Entries taken from a collection
----------------------------------------
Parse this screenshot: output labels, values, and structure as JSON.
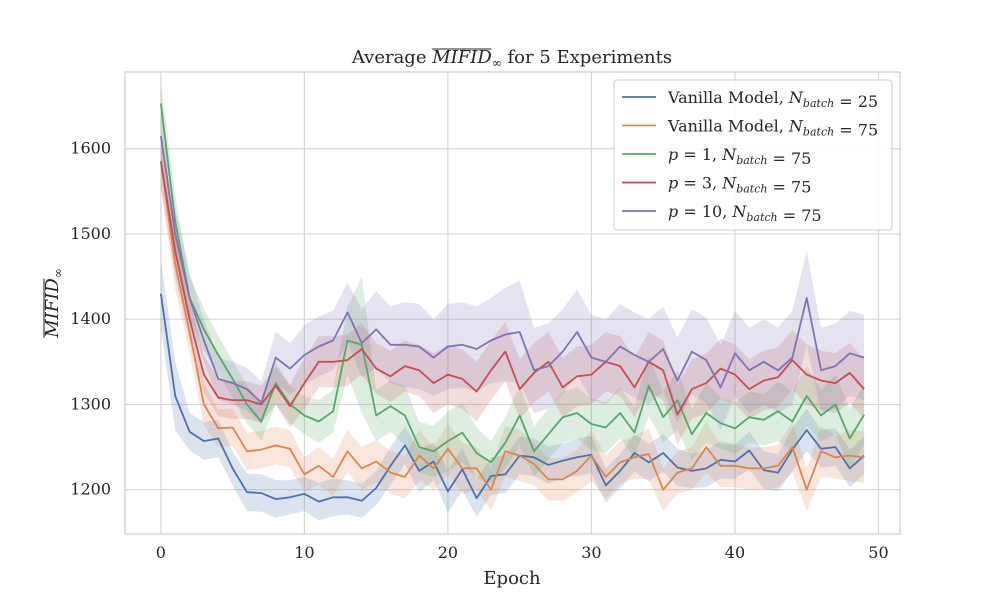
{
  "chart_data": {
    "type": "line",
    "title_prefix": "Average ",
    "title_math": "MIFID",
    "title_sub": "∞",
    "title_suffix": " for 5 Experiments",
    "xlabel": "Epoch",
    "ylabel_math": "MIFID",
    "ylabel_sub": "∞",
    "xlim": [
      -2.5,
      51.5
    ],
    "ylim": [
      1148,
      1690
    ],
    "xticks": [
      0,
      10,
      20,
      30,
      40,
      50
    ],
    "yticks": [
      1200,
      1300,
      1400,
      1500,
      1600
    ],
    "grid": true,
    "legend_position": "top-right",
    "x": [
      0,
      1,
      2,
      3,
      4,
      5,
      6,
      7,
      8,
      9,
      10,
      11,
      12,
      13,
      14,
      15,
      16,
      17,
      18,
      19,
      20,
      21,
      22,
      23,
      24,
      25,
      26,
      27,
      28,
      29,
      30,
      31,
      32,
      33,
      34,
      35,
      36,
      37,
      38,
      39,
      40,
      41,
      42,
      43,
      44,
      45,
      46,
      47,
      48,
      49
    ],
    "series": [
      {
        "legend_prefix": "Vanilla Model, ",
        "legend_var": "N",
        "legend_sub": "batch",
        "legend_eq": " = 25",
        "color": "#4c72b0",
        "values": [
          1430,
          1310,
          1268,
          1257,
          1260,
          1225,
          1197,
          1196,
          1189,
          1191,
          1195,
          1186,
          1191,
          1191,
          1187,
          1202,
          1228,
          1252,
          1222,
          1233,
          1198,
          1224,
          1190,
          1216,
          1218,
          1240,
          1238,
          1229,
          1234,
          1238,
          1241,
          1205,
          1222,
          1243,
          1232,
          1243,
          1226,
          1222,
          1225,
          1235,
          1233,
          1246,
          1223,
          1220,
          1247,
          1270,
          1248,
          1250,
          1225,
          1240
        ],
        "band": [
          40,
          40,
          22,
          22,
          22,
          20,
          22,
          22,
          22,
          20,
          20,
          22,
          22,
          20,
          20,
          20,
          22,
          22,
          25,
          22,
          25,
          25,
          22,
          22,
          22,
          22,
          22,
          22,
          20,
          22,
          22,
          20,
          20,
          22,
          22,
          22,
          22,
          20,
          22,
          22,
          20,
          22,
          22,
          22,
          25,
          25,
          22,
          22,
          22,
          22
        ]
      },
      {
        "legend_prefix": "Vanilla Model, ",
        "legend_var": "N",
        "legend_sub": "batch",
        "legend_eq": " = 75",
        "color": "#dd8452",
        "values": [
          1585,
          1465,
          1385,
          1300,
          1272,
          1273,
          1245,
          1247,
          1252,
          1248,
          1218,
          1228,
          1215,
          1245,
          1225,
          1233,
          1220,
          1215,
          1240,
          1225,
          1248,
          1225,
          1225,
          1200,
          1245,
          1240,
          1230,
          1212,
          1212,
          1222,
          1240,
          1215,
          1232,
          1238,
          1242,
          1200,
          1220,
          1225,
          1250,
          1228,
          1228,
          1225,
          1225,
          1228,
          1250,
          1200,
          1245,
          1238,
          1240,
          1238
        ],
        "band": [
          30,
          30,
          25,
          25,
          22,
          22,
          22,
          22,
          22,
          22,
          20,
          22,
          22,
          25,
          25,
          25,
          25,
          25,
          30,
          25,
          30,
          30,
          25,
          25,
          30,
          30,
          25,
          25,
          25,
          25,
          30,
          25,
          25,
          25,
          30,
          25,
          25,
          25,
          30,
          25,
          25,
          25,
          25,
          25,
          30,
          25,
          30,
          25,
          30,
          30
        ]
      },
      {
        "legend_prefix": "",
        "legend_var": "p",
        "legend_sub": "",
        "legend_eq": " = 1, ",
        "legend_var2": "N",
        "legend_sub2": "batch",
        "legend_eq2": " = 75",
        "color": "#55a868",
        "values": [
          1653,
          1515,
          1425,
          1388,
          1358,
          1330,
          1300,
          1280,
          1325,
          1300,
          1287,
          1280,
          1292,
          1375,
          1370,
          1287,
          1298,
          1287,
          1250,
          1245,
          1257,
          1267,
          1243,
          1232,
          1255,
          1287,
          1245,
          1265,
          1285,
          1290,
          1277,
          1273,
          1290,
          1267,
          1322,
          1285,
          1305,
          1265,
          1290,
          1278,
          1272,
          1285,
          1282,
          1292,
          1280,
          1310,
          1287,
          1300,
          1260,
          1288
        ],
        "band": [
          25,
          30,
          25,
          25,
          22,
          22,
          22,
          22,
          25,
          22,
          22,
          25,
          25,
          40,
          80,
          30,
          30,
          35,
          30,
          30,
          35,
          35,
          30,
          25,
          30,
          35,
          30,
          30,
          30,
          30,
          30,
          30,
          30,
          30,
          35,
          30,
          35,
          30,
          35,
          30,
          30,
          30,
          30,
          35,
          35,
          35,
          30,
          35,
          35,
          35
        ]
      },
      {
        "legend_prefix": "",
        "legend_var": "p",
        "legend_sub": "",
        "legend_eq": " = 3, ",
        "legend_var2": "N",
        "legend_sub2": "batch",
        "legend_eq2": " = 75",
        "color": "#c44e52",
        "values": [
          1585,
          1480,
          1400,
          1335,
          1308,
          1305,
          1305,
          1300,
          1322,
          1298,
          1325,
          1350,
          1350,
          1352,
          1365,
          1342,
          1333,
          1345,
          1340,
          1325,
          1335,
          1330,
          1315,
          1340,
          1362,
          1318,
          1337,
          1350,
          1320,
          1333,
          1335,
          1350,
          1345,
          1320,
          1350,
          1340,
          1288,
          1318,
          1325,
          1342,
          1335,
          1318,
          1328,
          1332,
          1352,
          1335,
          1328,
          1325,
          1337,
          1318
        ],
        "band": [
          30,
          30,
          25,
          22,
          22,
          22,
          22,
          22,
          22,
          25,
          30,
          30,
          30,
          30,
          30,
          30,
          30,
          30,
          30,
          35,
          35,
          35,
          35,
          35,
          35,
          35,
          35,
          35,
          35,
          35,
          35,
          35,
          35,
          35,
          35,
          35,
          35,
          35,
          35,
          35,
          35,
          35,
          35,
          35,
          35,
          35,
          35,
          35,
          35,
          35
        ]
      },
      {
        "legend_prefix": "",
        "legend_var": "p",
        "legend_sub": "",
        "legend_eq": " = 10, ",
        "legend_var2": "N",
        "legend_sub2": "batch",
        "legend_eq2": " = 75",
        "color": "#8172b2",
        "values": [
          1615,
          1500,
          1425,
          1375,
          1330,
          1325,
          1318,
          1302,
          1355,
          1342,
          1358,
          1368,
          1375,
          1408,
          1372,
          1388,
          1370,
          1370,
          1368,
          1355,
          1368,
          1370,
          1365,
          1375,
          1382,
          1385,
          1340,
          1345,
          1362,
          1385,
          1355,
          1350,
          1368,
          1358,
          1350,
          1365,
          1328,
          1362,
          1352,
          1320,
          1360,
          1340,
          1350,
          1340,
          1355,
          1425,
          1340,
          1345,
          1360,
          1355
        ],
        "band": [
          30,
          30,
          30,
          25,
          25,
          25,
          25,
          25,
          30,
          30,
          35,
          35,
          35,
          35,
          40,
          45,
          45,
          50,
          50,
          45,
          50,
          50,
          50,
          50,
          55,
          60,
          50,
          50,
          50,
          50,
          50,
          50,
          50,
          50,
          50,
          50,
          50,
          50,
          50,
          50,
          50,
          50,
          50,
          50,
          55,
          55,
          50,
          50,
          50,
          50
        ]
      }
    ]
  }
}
----------------------------------------
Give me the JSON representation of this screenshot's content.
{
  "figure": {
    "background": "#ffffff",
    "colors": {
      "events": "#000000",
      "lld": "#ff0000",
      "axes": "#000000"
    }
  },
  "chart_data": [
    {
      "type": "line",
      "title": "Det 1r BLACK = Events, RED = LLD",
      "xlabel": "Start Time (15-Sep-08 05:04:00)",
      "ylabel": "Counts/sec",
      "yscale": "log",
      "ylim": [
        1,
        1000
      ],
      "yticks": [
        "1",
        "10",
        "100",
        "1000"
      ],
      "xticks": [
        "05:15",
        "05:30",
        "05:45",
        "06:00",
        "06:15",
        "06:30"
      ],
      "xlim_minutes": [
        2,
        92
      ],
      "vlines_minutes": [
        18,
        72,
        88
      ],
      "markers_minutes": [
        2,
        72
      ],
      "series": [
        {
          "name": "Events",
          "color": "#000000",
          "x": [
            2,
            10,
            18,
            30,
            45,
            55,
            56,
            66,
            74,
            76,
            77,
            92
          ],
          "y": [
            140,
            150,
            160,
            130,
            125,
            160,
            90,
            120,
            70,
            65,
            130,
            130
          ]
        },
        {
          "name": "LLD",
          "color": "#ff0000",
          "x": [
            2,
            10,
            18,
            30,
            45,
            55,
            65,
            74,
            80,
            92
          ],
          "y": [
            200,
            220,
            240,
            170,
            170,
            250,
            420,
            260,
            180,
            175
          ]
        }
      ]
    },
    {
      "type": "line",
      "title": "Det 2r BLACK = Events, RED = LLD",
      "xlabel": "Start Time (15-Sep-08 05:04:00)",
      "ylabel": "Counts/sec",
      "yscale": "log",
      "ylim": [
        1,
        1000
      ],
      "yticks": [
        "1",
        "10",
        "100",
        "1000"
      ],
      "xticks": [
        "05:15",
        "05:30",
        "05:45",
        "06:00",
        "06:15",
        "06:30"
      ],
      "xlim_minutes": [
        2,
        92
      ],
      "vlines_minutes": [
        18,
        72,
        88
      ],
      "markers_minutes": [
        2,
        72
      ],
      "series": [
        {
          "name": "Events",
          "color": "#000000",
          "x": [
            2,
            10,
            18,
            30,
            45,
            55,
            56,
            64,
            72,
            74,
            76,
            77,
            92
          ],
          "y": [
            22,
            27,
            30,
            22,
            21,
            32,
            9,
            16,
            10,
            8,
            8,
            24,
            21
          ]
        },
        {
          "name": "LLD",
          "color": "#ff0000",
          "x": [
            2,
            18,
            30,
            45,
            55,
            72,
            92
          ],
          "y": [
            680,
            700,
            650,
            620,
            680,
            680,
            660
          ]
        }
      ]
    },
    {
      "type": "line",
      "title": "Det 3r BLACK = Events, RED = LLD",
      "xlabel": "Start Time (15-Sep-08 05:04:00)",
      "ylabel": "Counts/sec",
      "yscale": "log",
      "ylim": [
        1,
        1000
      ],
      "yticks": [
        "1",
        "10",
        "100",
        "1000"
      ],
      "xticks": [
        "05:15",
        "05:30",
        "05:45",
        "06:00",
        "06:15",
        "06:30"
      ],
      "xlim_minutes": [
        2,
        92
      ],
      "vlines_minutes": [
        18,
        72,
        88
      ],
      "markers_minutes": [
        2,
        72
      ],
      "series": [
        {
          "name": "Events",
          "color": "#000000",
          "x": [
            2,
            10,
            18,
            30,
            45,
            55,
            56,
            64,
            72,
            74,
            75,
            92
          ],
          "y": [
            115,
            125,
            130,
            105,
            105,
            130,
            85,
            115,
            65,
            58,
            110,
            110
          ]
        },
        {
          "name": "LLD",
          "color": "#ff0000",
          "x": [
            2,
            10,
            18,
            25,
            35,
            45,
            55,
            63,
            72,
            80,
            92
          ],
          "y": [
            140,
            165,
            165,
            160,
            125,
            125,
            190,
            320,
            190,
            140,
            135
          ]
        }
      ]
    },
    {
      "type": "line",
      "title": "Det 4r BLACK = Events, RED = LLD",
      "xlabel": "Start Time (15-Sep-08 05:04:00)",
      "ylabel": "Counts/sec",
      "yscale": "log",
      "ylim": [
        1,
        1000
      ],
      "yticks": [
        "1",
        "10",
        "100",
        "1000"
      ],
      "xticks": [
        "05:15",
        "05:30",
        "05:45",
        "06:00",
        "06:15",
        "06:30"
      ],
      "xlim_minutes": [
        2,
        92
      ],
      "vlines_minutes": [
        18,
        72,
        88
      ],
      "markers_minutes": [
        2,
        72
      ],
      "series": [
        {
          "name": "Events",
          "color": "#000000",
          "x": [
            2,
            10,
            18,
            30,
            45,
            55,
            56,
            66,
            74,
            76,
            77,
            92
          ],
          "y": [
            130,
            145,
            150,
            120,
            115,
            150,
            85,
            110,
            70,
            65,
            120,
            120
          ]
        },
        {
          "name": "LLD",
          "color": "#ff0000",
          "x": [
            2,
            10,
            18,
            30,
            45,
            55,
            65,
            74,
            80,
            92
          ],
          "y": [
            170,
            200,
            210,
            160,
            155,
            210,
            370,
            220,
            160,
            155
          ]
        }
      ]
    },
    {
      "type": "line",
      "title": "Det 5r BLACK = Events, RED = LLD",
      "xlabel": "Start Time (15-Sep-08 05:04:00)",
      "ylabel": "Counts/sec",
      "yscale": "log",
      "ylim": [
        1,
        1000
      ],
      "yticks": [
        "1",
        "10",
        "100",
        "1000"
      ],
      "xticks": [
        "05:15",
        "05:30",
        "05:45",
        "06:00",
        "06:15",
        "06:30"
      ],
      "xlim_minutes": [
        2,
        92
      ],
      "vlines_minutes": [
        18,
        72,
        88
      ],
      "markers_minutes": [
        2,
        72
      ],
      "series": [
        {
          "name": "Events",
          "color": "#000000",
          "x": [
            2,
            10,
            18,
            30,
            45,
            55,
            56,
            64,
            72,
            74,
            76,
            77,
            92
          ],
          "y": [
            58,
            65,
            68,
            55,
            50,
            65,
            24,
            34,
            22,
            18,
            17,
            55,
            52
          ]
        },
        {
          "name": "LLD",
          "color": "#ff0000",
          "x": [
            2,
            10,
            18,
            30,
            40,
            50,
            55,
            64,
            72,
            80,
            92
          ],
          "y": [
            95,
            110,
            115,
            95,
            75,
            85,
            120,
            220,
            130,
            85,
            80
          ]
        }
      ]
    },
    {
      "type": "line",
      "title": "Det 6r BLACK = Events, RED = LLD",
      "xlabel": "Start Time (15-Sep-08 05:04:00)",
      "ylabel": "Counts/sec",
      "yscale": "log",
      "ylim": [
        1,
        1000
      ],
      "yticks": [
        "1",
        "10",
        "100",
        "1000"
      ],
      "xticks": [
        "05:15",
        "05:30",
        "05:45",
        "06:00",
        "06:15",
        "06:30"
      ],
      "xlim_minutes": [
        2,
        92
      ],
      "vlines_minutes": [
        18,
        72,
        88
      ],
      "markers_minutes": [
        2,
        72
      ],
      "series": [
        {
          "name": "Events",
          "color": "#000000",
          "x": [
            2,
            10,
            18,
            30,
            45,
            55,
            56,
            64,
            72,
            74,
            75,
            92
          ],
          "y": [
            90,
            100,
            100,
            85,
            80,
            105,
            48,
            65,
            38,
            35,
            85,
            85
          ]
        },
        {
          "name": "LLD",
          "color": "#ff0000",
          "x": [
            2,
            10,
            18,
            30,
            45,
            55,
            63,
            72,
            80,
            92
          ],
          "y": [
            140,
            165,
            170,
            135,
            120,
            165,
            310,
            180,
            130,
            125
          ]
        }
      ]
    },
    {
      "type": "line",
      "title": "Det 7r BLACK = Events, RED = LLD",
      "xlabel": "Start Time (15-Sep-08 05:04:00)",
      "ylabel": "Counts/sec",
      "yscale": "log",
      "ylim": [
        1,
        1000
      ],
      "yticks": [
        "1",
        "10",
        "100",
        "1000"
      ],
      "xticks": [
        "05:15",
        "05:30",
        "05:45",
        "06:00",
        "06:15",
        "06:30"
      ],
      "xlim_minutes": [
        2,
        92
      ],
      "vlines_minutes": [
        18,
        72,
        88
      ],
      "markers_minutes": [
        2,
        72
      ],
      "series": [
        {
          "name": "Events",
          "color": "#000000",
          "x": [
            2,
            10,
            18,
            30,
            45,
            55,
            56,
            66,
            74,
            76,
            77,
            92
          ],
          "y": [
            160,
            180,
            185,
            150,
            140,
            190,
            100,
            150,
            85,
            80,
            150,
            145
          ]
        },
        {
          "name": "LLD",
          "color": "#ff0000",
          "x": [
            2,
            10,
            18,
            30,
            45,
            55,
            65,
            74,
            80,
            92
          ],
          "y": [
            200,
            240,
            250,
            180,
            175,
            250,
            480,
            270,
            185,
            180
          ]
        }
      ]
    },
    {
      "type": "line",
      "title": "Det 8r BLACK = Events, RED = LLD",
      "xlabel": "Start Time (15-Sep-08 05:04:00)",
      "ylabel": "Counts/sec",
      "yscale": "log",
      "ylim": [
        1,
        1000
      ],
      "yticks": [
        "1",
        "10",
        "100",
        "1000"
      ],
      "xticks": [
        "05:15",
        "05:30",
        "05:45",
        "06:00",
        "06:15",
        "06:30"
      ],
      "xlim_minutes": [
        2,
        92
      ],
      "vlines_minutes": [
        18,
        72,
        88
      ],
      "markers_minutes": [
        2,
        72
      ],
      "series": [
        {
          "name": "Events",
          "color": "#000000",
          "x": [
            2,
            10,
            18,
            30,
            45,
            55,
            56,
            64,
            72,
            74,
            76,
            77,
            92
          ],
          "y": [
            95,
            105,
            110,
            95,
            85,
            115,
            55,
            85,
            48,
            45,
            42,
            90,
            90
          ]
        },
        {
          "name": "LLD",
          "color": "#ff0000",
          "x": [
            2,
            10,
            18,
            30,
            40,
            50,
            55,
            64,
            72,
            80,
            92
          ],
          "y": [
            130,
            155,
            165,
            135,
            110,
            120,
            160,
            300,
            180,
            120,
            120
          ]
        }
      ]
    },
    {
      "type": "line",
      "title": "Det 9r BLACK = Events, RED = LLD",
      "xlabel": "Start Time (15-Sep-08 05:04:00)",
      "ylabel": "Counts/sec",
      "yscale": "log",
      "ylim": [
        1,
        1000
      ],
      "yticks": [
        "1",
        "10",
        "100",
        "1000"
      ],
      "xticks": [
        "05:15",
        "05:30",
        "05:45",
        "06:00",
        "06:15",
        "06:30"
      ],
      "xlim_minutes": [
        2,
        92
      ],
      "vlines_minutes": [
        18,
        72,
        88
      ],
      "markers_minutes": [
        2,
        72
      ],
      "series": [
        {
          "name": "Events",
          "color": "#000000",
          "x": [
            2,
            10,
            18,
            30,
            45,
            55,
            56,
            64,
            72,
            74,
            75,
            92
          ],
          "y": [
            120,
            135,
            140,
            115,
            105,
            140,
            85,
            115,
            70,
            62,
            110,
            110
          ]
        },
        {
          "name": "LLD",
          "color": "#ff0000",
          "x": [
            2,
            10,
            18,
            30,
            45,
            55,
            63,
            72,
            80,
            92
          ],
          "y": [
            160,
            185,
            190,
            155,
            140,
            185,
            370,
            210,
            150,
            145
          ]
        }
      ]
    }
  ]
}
----------------------------------------
Filter the records above and return every line that holds the word "JSON".

▶ **Correct output**:
Parse this screenshot: output labels, values, and structure as JSON.
Give me the JSON representation of this screenshot's content.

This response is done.